GOAL A :: Write out the part of the Mark Waid interview on Captain Marvel between "Popgun Chaos: What" and "to the character?", inclusive.

About a year ago, I had an e-mail interview with Mark Waid over Captain Marvel (Shazam) as part of some research I was doing for a possible book about the character. Though my book isn’t off the table, I’ve pushed it to the back burner in favor of other work. Here’s the Waid interview if you’re interested and if you’re a Captain Marvel fan, let me know because maybe all I need is some motivation.
Popgun Chaos: What is the draw of Captain Marvel for you? What has made his legacy endure? What do you think is the commercial appeal to the character?
Mark Waid: For me personally, the appeal of Captain Marvel has as much to do with how I “met” him as with the character itself. I was ten years old when DC relaunched Captain Marvel at Christmastime of 1972. I’d already heard, in comics history tomes, about this mysterious hero of the 1950s, and the circumstances of his “disappearance” –the rumors that DC had run him out of business for being too derivative of Superman, the talk that his writers and artists had been among the best of the Golden Age, and so forth–had seriously whetted my appetite. When I bought SHAZAM #1, I felt as if I were in on the ground floor of some significant new moment in comics history. In retrospect, not so much. But I didn’t know that when I was a kid; I was just caught up in the excitement of a revival of something I knew about only through hushed whispers.

SUPPLIED ENTRIES ::
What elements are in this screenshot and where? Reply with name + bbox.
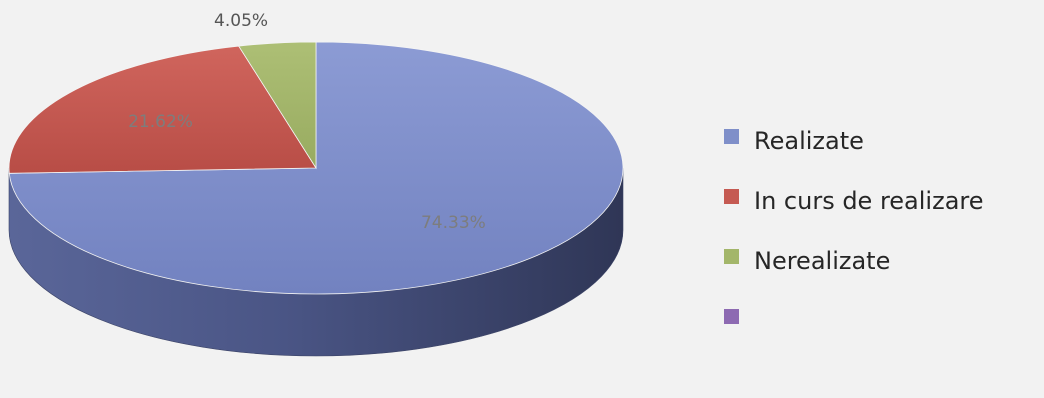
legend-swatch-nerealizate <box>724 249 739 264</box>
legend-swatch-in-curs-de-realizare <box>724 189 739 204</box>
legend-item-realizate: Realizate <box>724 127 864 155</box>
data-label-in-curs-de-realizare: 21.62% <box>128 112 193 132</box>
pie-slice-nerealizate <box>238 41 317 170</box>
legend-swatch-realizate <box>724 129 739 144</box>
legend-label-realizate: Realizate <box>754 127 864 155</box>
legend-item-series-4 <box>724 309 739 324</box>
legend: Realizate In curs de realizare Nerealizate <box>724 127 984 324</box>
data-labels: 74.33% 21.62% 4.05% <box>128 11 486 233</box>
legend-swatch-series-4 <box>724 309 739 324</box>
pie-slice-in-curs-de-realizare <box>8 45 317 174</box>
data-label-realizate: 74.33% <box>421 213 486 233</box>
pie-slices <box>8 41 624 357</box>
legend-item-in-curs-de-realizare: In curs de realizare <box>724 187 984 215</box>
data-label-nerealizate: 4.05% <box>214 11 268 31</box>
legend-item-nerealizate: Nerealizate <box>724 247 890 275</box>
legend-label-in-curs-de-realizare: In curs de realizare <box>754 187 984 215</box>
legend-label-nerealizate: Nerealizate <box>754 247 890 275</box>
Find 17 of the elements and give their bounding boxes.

GOAL B :: Update the lines in the records between the lines holding "legend-swatch-nerealizate <box>724 249" and "legend-item-nerealizate: Nerealizate <box>724", inclusive, replacing "series-4" with "series-5" and leaving everything else unchanged. Give only those lines.

SOLUTION A ::
Popgun Chaos: What is the draw of Captain Marvel for you? What has made his legacy endure? What do you think is the commercial appeal to the character?

SOLUTION B ::
legend-swatch-nerealizate <box>724 249 739 264</box>
legend-swatch-in-curs-de-realizare <box>724 189 739 204</box>
legend-item-realizate: Realizate <box>724 127 864 155</box>
data-label-in-curs-de-realizare: 21.62% <box>128 112 193 132</box>
pie-slice-nerealizate <box>238 41 317 170</box>
legend-swatch-realizate <box>724 129 739 144</box>
legend-label-realizate: Realizate <box>754 127 864 155</box>
legend-item-series-5 <box>724 309 739 324</box>
legend: Realizate In curs de realizare Nerealizate <box>724 127 984 324</box>
data-labels: 74.33% 21.62% 4.05% <box>128 11 486 233</box>
legend-swatch-series-5 <box>724 309 739 324</box>
pie-slice-in-curs-de-realizare <box>8 45 317 174</box>
data-label-realizate: 74.33% <box>421 213 486 233</box>
pie-slices <box>8 41 624 357</box>
legend-item-in-curs-de-realizare: In curs de realizare <box>724 187 984 215</box>
data-label-nerealizate: 4.05% <box>214 11 268 31</box>
legend-item-nerealizate: Nerealizate <box>724 247 890 275</box>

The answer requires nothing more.